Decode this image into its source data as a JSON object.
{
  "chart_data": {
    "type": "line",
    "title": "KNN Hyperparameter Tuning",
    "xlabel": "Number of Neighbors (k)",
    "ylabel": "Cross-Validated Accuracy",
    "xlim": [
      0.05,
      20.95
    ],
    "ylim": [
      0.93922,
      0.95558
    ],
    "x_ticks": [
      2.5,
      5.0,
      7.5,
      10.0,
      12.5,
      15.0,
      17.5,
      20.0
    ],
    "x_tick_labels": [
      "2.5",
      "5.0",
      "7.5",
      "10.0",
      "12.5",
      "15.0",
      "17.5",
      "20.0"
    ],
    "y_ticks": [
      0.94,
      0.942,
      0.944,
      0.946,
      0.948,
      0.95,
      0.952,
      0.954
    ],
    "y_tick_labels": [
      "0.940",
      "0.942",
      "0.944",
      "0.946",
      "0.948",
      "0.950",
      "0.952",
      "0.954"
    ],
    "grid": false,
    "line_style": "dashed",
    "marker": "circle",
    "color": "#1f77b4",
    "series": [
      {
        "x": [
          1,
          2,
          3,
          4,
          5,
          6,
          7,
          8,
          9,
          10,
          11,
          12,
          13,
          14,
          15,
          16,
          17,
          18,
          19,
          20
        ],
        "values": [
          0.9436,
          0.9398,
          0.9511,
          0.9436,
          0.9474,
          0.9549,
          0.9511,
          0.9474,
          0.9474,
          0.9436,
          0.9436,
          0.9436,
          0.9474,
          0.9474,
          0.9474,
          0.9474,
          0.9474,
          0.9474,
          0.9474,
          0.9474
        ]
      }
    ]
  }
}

> **GOAL**
Reproduce the data, keeping every line exactly the same.

> **FINAL ANSWER**
Decode this image into its source data as a JSON object.
{
  "chart_data": {
    "type": "line",
    "title": "KNN Hyperparameter Tuning",
    "xlabel": "Number of Neighbors (k)",
    "ylabel": "Cross-Validated Accuracy",
    "xlim": [
      0.05,
      20.95
    ],
    "ylim": [
      0.93922,
      0.95558
    ],
    "x_ticks": [
      2.5,
      5.0,
      7.5,
      10.0,
      12.5,
      15.0,
      17.5,
      20.0
    ],
    "x_tick_labels": [
      "2.5",
      "5.0",
      "7.5",
      "10.0",
      "12.5",
      "15.0",
      "17.5",
      "20.0"
    ],
    "y_ticks": [
      0.94,
      0.942,
      0.944,
      0.946,
      0.948,
      0.95,
      0.952,
      0.954
    ],
    "y_tick_labels": [
      "0.940",
      "0.942",
      "0.944",
      "0.946",
      "0.948",
      "0.950",
      "0.952",
      "0.954"
    ],
    "grid": false,
    "line_style": "dashed",
    "marker": "circle",
    "color": "#1f77b4",
    "series": [
      {
        "x": [
          1,
          2,
          3,
          4,
          5,
          6,
          7,
          8,
          9,
          10,
          11,
          12,
          13,
          14,
          15,
          16,
          17,
          18,
          19,
          20
        ],
        "values": [
          0.9436,
          0.9398,
          0.9511,
          0.9436,
          0.9474,
          0.9549,
          0.9511,
          0.9474,
          0.9474,
          0.9436,
          0.9436,
          0.9436,
          0.9474,
          0.9474,
          0.9474,
          0.9474,
          0.9474,
          0.9474,
          0.9474,
          0.9474
        ]
      }
    ]
  }
}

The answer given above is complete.